** START Records for the exercise **

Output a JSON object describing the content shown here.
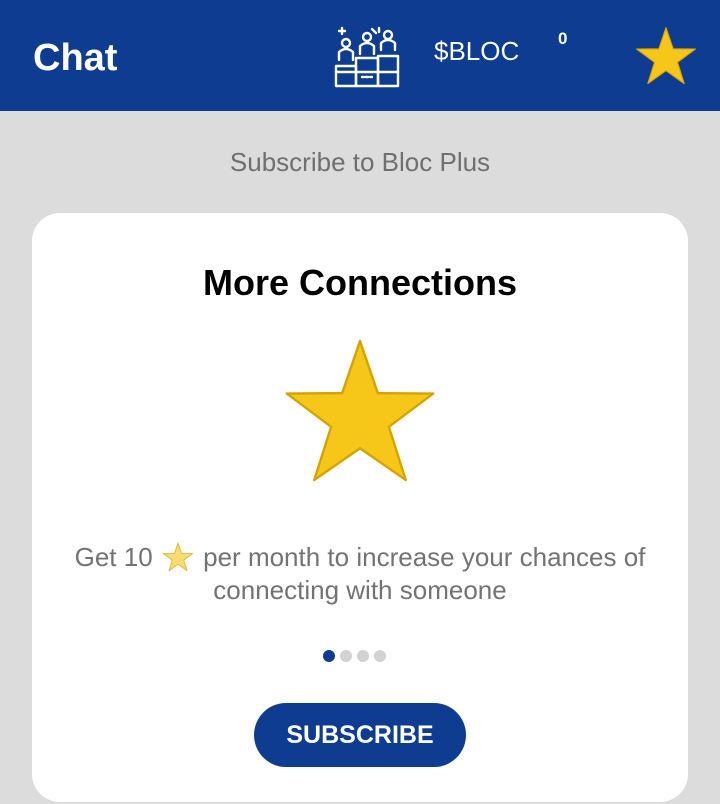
{
  "header": {
    "title": "Chat",
    "currency_label": "$BLOC",
    "star_count": "0",
    "leaderboard_icon": "podium-icon",
    "star_icon": "star-icon"
  },
  "subscribe_heading": "Subscribe to Bloc Plus",
  "card": {
    "title": "More Connections",
    "feature_icon": "star-icon",
    "description_prefix": "Get 10",
    "description_suffix": "per month to increase your chances of connecting with someone",
    "carousel": {
      "total": 4,
      "active_index": 0
    },
    "button_label": "SUBSCRIBE"
  },
  "colors": {
    "brand_blue": "#0d3c91",
    "star_yellow": "#f6c718",
    "background": "#dcdcdc",
    "card": "#ffffff"
  }
}
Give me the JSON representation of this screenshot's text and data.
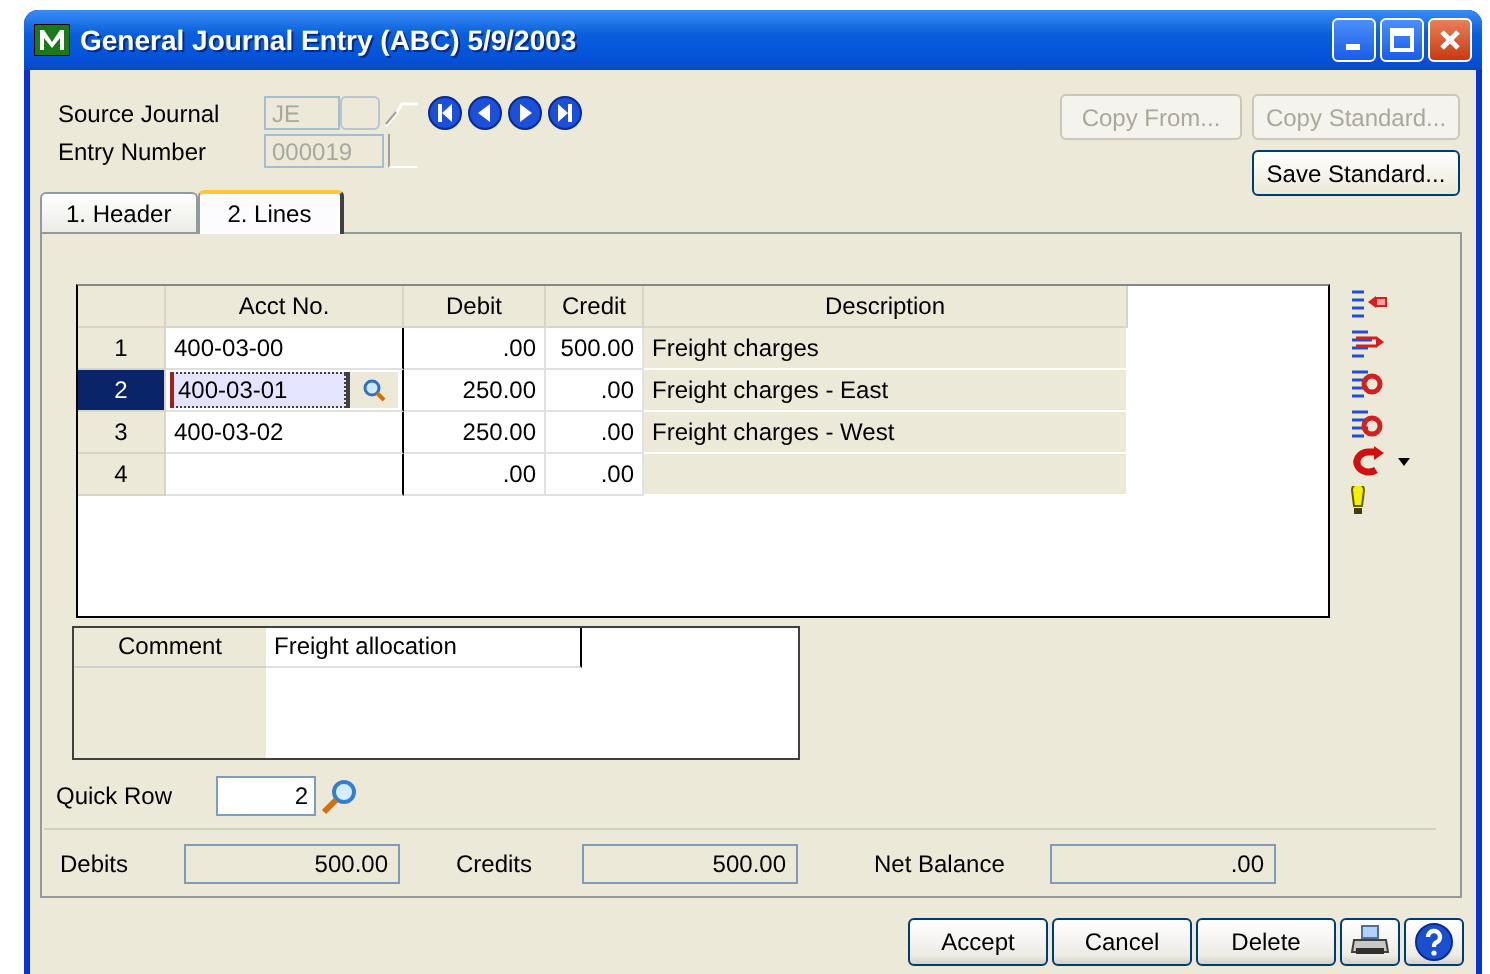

** END Records for the exercise **

### The request
Copy out each line word for word, please, skipping the images.

### The solution
Output a JSON object describing the content shown here.
{
  "header": {
    "title": "Chat",
    "currency_label": "$BLOC",
    "star_count": "0",
    "leaderboard_icon": "podium-icon",
    "star_icon": "star-icon"
  },
  "subscribe_heading": "Subscribe to Bloc Plus",
  "card": {
    "title": "More Connections",
    "feature_icon": "star-icon",
    "description_prefix": "Get 10",
    "description_suffix": "per month to increase your chances of connecting with someone",
    "carousel": {
      "total": 4,
      "active_index": 0
    },
    "button_label": "SUBSCRIBE"
  },
  "colors": {
    "brand_blue": "#0d3c91",
    "star_yellow": "#f6c718",
    "background": "#dcdcdc",
    "card": "#ffffff"
  }
}
Give me the JSON representation of this screenshot's text and data.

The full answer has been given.